Collected data:

⟨

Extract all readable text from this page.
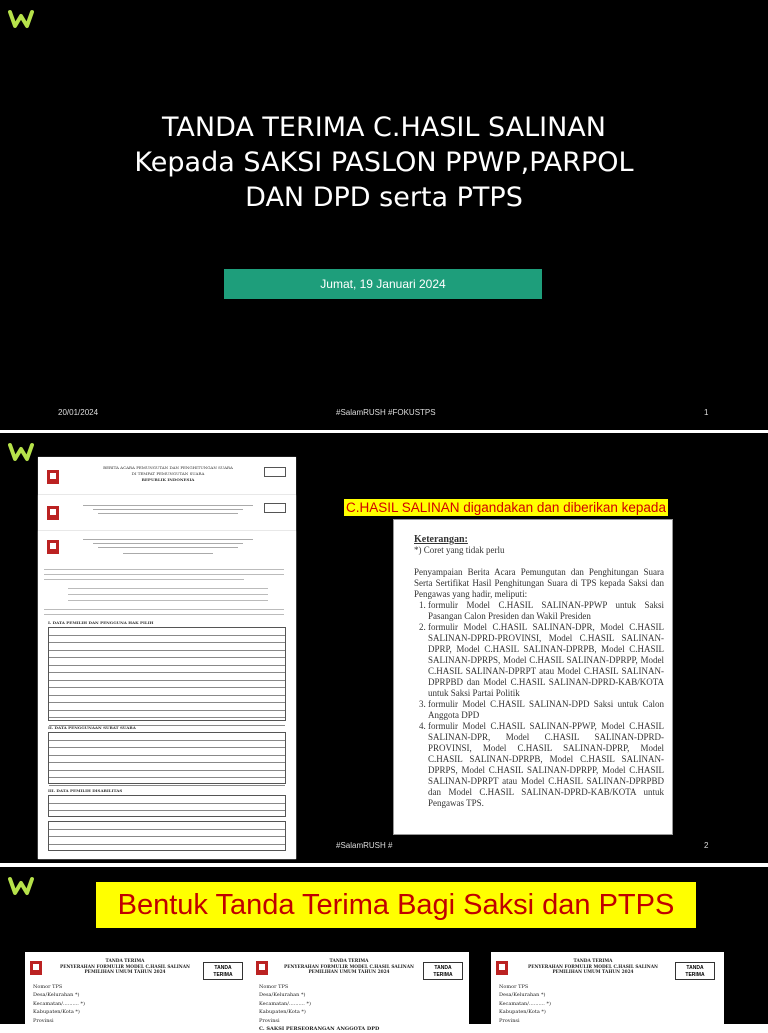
TANDA TERIMA C.HASIL SALINAN
Kepada SAKSI PASLON PPWP,PARPOL
DAN DPD serta PTPS
Jumat, 19 Januari 2024
20/01/2024	#SalamRUSH #FOKUSTPS	1
BERITA ACARA PEMUNGUTAN DAN PENGHITUNGAN SUARA
DI TEMPAT PEMUNGUTAN SUARA
REPUBLIK INDONESIA
I. DATA PEMILIH DAN PENGGUNA HAK PILIH
II. DATA PENGGUNAAN SURAT SUARA
III. DATA PEMILIH DISABILITAS
C.HASIL SALINAN digandakan dan diberikan kepada
Keterangan:
*) Coret yang tidak perlu
Penyampaian Berita Acara Pemungutan dan Penghitungan Suara Serta Sertifikat Hasil Penghitungan Suara di TPS kepada Saksi dan Pengawas yang hadir, meliputi:
1. formulir Model C.HASIL SALINAN-PPWP untuk Saksi Pasangan Calon Presiden dan Wakil Presiden
2. formulir Model C.HASIL SALINAN-DPR, Model C.HASIL SALINAN-DPRD-PROVINSI, Model C.HASIL SALINAN-DPRP, Model C.HASIL SALINAN-DPRPB, Model C.HASIL SALINAN-DPRPS, Model C.HASIL SALINAN-DPRPP, Model C.HASIL SALINAN-DPRPT atau Model C.HASIL SALINAN-DPRPBD dan Model C.HASIL SALINAN-DPRD-KAB/KOTA untuk Saksi Partai Politik
3. formulir Model C.HASIL SALINAN-DPD Saksi untuk Calon Anggota DPD
4. formulir Model C.HASIL SALINAN-PPWP, Model C.HASIL SALINAN-DPR, Model C.HASIL SALINAN-DPRD-PROVINSI, Model C.HASIL SALINAN-DPRP, Model C.HASIL SALINAN-DPRPB, Model C.HASIL SALINAN-DPRPS, Model C.HASIL SALINAN-DPRPP, Model C.HASIL SALINAN-DPRPT atau Model C.HASIL SALINAN-DPRPBD dan Model C.HASIL SALINAN-DPRD-KAB/KOTA untuk Pengawas TPS.
#SalamRUSH #	2
Bentuk Tanda Terima Bagi Saksi dan PTPS
TANDA TERIMA
PENYERAHAN FORMULIR MODEL C.HASIL SALINAN
PEMILIHAN UMUM TAHUN 2024
TANDA
TERIMA
Nomor TPS
Desa/Kelurahan *)
Kecamatan/.......... *)
Kabupaten/Kota *)
Provinsi
TANDA TERIMA
PENYERAHAN FORMULIR MODEL C.HASIL SALINAN
PEMILIHAN UMUM TAHUN 2024
TANDA
TERIMA
Nomor TPS
Desa/Kelurahan *)
Kecamatan/.......... *)
Kabupaten/Kota *)
Provinsi
C. SAKSI PERSEORANGAN ANGGOTA DPD
TANDA TERIMA
PENYERAHAN FORMULIR MODEL C.HASIL SALINAN
PEMILIHAN UMUM TAHUN 2024
TANDA
TERIMA
Nomor TPS
Desa/Kelurahan *)
Kecamatan/.......... *)
Kabupaten/Kota *)
Provinsi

⟩

- GIVEN EXERCISE -
Find every line in the records that contains the word "DPRD"; copy those lines.

- TASK ANSWER -
2. formulir Model C.HASIL SALINAN-DPR, Model C.HASIL SALINAN-DPRD-PROVINSI, Model C.HASIL SALINAN-DPRP, Model C.HASIL SALINAN-DPRPB, Model C.HASIL SALINAN-DPRPS, Model C.HASIL SALINAN-DPRPP, Model C.HASIL SALINAN-DPRPT atau Model C.HASIL SALINAN-DPRPBD dan Model C.HASIL SALINAN-DPRD-KAB/KOTA untuk Saksi Partai Politik
4. formulir Model C.HASIL SALINAN-PPWP, Model C.HASIL SALINAN-DPR, Model C.HASIL SALINAN-DPRD-PROVINSI, Model C.HASIL SALINAN-DPRP, Model C.HASIL SALINAN-DPRPB, Model C.HASIL SALINAN-DPRPS, Model C.HASIL SALINAN-DPRPP, Model C.HASIL SALINAN-DPRPT atau Model C.HASIL SALINAN-DPRPBD dan Model C.HASIL SALINAN-DPRD-KAB/KOTA untuk Pengawas TPS.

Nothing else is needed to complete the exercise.